[Extracts from a graphics dataset]
········

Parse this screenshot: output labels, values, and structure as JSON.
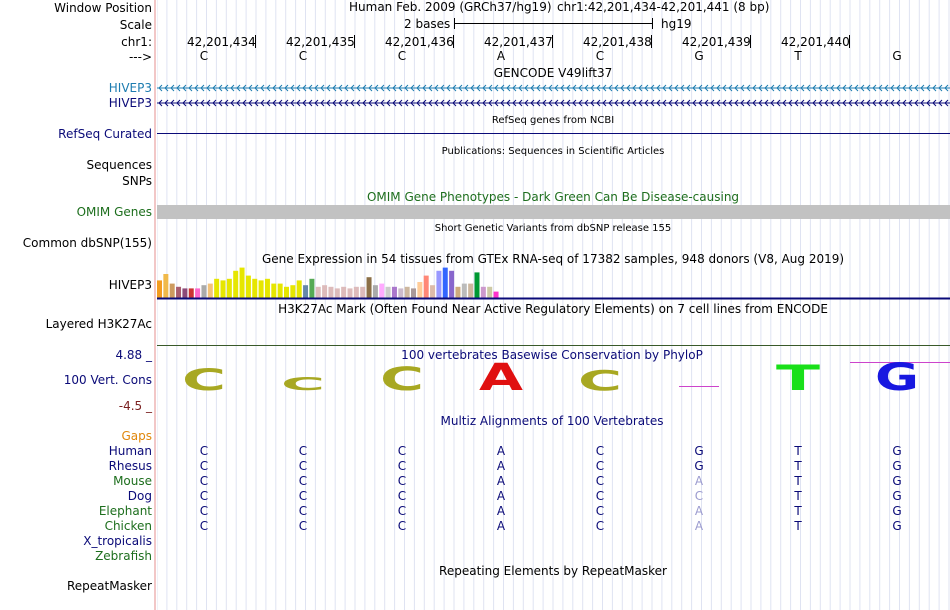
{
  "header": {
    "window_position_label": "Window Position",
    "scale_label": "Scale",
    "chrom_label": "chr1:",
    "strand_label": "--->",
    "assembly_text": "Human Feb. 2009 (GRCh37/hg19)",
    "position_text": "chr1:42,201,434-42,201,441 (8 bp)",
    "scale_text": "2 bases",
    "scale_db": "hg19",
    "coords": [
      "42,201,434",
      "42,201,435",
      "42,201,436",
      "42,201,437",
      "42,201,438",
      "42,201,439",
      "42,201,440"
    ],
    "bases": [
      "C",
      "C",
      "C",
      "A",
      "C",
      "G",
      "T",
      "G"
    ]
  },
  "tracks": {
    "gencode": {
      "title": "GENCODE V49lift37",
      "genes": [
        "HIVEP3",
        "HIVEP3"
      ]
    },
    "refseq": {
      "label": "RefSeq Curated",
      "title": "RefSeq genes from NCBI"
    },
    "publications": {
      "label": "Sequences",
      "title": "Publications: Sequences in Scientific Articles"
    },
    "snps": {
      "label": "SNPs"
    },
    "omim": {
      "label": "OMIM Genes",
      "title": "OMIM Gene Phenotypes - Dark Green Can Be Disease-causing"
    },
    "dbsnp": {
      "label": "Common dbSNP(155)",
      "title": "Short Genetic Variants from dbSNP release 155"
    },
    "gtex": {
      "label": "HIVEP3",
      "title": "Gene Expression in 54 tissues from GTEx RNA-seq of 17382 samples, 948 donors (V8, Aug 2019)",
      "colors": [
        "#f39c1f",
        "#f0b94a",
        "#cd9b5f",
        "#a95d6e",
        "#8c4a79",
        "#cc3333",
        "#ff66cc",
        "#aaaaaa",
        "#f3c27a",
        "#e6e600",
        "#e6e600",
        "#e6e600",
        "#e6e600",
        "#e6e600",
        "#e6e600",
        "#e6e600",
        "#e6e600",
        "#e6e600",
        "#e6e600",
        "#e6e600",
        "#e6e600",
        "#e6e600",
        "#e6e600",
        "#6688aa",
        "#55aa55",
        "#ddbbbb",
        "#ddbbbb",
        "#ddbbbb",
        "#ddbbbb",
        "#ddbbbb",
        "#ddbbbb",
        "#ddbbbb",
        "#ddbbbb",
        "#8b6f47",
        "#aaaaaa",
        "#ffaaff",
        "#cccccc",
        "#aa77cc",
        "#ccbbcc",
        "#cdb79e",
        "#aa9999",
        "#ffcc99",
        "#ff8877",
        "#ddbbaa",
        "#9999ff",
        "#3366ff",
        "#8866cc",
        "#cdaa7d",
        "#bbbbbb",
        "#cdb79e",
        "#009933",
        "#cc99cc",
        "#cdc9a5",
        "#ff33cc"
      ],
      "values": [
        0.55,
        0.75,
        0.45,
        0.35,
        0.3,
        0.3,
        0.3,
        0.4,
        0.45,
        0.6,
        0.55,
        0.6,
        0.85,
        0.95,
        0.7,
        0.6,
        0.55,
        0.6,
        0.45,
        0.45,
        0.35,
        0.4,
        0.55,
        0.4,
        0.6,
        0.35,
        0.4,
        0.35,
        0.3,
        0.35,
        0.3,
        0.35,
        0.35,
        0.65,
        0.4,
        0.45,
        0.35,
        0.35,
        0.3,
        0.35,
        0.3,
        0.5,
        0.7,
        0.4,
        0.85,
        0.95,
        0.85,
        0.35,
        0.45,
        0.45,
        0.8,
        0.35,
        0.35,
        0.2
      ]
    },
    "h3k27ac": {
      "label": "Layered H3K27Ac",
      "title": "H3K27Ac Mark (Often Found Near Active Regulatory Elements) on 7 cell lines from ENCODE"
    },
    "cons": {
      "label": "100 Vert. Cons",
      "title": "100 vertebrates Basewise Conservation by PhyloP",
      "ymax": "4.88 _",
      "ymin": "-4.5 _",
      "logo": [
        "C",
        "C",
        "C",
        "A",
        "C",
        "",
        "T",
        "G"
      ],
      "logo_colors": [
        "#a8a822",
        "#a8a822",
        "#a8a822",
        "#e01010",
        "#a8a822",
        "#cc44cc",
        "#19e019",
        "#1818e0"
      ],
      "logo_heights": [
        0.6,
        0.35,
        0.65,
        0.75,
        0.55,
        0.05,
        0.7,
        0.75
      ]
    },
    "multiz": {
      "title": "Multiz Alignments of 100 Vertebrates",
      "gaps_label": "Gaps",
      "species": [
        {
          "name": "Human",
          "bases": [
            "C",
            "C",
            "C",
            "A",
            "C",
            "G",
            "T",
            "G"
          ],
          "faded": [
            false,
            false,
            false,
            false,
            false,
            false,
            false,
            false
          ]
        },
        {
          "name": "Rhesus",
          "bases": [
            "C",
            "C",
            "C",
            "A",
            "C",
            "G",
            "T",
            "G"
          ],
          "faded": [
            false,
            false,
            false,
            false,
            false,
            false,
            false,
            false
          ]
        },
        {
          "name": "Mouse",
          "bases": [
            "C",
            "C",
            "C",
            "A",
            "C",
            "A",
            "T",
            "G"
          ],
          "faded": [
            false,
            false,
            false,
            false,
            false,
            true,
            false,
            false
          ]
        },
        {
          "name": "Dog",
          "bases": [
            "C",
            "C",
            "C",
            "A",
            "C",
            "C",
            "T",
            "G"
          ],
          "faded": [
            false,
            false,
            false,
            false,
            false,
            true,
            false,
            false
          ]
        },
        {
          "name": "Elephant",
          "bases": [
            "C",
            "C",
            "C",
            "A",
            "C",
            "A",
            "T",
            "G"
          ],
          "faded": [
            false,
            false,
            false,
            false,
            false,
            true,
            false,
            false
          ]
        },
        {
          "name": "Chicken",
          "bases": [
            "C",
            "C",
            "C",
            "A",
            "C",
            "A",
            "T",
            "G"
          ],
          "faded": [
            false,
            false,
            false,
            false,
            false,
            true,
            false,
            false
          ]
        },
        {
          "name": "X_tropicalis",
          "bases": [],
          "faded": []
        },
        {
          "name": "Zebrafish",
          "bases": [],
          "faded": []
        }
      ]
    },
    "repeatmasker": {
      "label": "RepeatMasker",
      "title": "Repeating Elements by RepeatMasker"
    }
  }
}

········

Task to carry out:
When repeating the entries, leave out every picture and keep the rest exact.

Solution below:
Parse this screenshot: output labels, values, and structure as JSON.
{
  "header": {
    "window_position_label": "Window Position",
    "scale_label": "Scale",
    "chrom_label": "chr1:",
    "strand_label": "--->",
    "assembly_text": "Human Feb. 2009 (GRCh37/hg19)",
    "position_text": "chr1:42,201,434-42,201,441 (8 bp)",
    "scale_text": "2 bases",
    "scale_db": "hg19",
    "coords": [
      "42,201,434",
      "42,201,435",
      "42,201,436",
      "42,201,437",
      "42,201,438",
      "42,201,439",
      "42,201,440"
    ],
    "bases": [
      "C",
      "C",
      "C",
      "A",
      "C",
      "G",
      "T",
      "G"
    ]
  },
  "tracks": {
    "gencode": {
      "title": "GENCODE V49lift37",
      "genes": [
        "HIVEP3",
        "HIVEP3"
      ]
    },
    "refseq": {
      "label": "RefSeq Curated",
      "title": "RefSeq genes from NCBI"
    },
    "publications": {
      "label": "Sequences",
      "title": "Publications: Sequences in Scientific Articles"
    },
    "snps": {
      "label": "SNPs"
    },
    "omim": {
      "label": "OMIM Genes",
      "title": "OMIM Gene Phenotypes - Dark Green Can Be Disease-causing"
    },
    "dbsnp": {
      "label": "Common dbSNP(155)",
      "title": "Short Genetic Variants from dbSNP release 155"
    },
    "gtex": {
      "label": "HIVEP3",
      "title": "Gene Expression in 54 tissues from GTEx RNA-seq of 17382 samples, 948 donors (V8, Aug 2019)",
      "colors": [
        "#f39c1f",
        "#f0b94a",
        "#cd9b5f",
        "#a95d6e",
        "#8c4a79",
        "#cc3333",
        "#ff66cc",
        "#aaaaaa",
        "#f3c27a",
        "#e6e600",
        "#e6e600",
        "#e6e600",
        "#e6e600",
        "#e6e600",
        "#e6e600",
        "#e6e600",
        "#e6e600",
        "#e6e600",
        "#e6e600",
        "#e6e600",
        "#e6e600",
        "#e6e600",
        "#e6e600",
        "#6688aa",
        "#55aa55",
        "#ddbbbb",
        "#ddbbbb",
        "#ddbbbb",
        "#ddbbbb",
        "#ddbbbb",
        "#ddbbbb",
        "#ddbbbb",
        "#ddbbbb",
        "#8b6f47",
        "#aaaaaa",
        "#ffaaff",
        "#cccccc",
        "#aa77cc",
        "#ccbbcc",
        "#cdb79e",
        "#aa9999",
        "#ffcc99",
        "#ff8877",
        "#ddbbaa",
        "#9999ff",
        "#3366ff",
        "#8866cc",
        "#cdaa7d",
        "#bbbbbb",
        "#cdb79e",
        "#009933",
        "#cc99cc",
        "#cdc9a5",
        "#ff33cc"
      ],
      "values": [
        0.55,
        0.75,
        0.45,
        0.35,
        0.3,
        0.3,
        0.3,
        0.4,
        0.45,
        0.6,
        0.55,
        0.6,
        0.85,
        0.95,
        0.7,
        0.6,
        0.55,
        0.6,
        0.45,
        0.45,
        0.35,
        0.4,
        0.55,
        0.4,
        0.6,
        0.35,
        0.4,
        0.35,
        0.3,
        0.35,
        0.3,
        0.35,
        0.35,
        0.65,
        0.4,
        0.45,
        0.35,
        0.35,
        0.3,
        0.35,
        0.3,
        0.5,
        0.7,
        0.4,
        0.85,
        0.95,
        0.85,
        0.35,
        0.45,
        0.45,
        0.8,
        0.35,
        0.35,
        0.2
      ]
    },
    "h3k27ac": {
      "label": "Layered H3K27Ac",
      "title": "H3K27Ac Mark (Often Found Near Active Regulatory Elements) on 7 cell lines from ENCODE"
    },
    "cons": {
      "label": "100 Vert. Cons",
      "title": "100 vertebrates Basewise Conservation by PhyloP",
      "ymax": "4.88 _",
      "ymin": "-4.5 _",
      "logo": [
        "C",
        "C",
        "C",
        "A",
        "C",
        "",
        "T",
        "G"
      ],
      "logo_colors": [
        "#a8a822",
        "#a8a822",
        "#a8a822",
        "#e01010",
        "#a8a822",
        "#cc44cc",
        "#19e019",
        "#1818e0"
      ],
      "logo_heights": [
        0.6,
        0.35,
        0.65,
        0.75,
        0.55,
        0.05,
        0.7,
        0.75
      ]
    },
    "multiz": {
      "title": "Multiz Alignments of 100 Vertebrates",
      "gaps_label": "Gaps",
      "species": [
        {
          "name": "Human",
          "bases": [
            "C",
            "C",
            "C",
            "A",
            "C",
            "G",
            "T",
            "G"
          ],
          "faded": [
            false,
            false,
            false,
            false,
            false,
            false,
            false,
            false
          ]
        },
        {
          "name": "Rhesus",
          "bases": [
            "C",
            "C",
            "C",
            "A",
            "C",
            "G",
            "T",
            "G"
          ],
          "faded": [
            false,
            false,
            false,
            false,
            false,
            false,
            false,
            false
          ]
        },
        {
          "name": "Mouse",
          "bases": [
            "C",
            "C",
            "C",
            "A",
            "C",
            "A",
            "T",
            "G"
          ],
          "faded": [
            false,
            false,
            false,
            false,
            false,
            true,
            false,
            false
          ]
        },
        {
          "name": "Dog",
          "bases": [
            "C",
            "C",
            "C",
            "A",
            "C",
            "C",
            "T",
            "G"
          ],
          "faded": [
            false,
            false,
            false,
            false,
            false,
            true,
            false,
            false
          ]
        },
        {
          "name": "Elephant",
          "bases": [
            "C",
            "C",
            "C",
            "A",
            "C",
            "A",
            "T",
            "G"
          ],
          "faded": [
            false,
            false,
            false,
            false,
            false,
            true,
            false,
            false
          ]
        },
        {
          "name": "Chicken",
          "bases": [
            "C",
            "C",
            "C",
            "A",
            "C",
            "A",
            "T",
            "G"
          ],
          "faded": [
            false,
            false,
            false,
            false,
            false,
            true,
            false,
            false
          ]
        },
        {
          "name": "X_tropicalis",
          "bases": [],
          "faded": []
        },
        {
          "name": "Zebrafish",
          "bases": [],
          "faded": []
        }
      ]
    },
    "repeatmasker": {
      "label": "RepeatMasker",
      "title": "Repeating Elements by RepeatMasker"
    }
  }
}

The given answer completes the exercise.